» **EXERCISE**
Repeat exactly each line of the data provided below.

» **LISTED ENTRIES**
═══
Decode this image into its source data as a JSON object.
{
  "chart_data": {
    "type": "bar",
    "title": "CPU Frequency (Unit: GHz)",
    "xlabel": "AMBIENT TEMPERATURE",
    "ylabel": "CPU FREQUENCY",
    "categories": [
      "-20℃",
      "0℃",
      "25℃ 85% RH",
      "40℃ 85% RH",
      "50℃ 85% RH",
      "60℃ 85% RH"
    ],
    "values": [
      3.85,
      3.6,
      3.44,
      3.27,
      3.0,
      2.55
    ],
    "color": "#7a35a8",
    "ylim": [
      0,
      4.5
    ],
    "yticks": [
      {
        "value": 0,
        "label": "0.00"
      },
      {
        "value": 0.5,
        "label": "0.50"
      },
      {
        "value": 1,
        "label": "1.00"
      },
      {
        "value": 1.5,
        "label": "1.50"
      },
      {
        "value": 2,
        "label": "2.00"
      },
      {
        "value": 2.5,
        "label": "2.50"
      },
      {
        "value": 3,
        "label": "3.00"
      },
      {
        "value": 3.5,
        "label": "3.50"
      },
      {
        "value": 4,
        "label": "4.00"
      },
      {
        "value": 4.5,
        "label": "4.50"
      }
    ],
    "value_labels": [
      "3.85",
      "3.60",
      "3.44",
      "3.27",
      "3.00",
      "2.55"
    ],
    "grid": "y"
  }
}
═══
» **WRITTEN ANSWER**
Decode this image into its source data as a JSON object.
{
  "chart_data": {
    "type": "bar",
    "title": "CPU Frequency (Unit: GHz)",
    "xlabel": "AMBIENT TEMPERATURE",
    "ylabel": "CPU FREQUENCY",
    "categories": [
      "-20℃",
      "0℃",
      "25℃ 85% RH",
      "40℃ 85% RH",
      "50℃ 85% RH",
      "60℃ 85% RH"
    ],
    "values": [
      3.85,
      3.6,
      3.44,
      3.27,
      3.0,
      2.55
    ],
    "color": "#7a35a8",
    "ylim": [
      0,
      4.5
    ],
    "yticks": [
      {
        "value": 0,
        "label": "0.00"
      },
      {
        "value": 0.5,
        "label": "0.50"
      },
      {
        "value": 1,
        "label": "1.00"
      },
      {
        "value": 1.5,
        "label": "1.50"
      },
      {
        "value": 2,
        "label": "2.00"
      },
      {
        "value": 2.5,
        "label": "2.50"
      },
      {
        "value": 3,
        "label": "3.00"
      },
      {
        "value": 3.5,
        "label": "3.50"
      },
      {
        "value": 4,
        "label": "4.00"
      },
      {
        "value": 4.5,
        "label": "4.50"
      }
    ],
    "value_labels": [
      "3.85",
      "3.60",
      "3.44",
      "3.27",
      "3.00",
      "2.55"
    ],
    "grid": "y"
  }
}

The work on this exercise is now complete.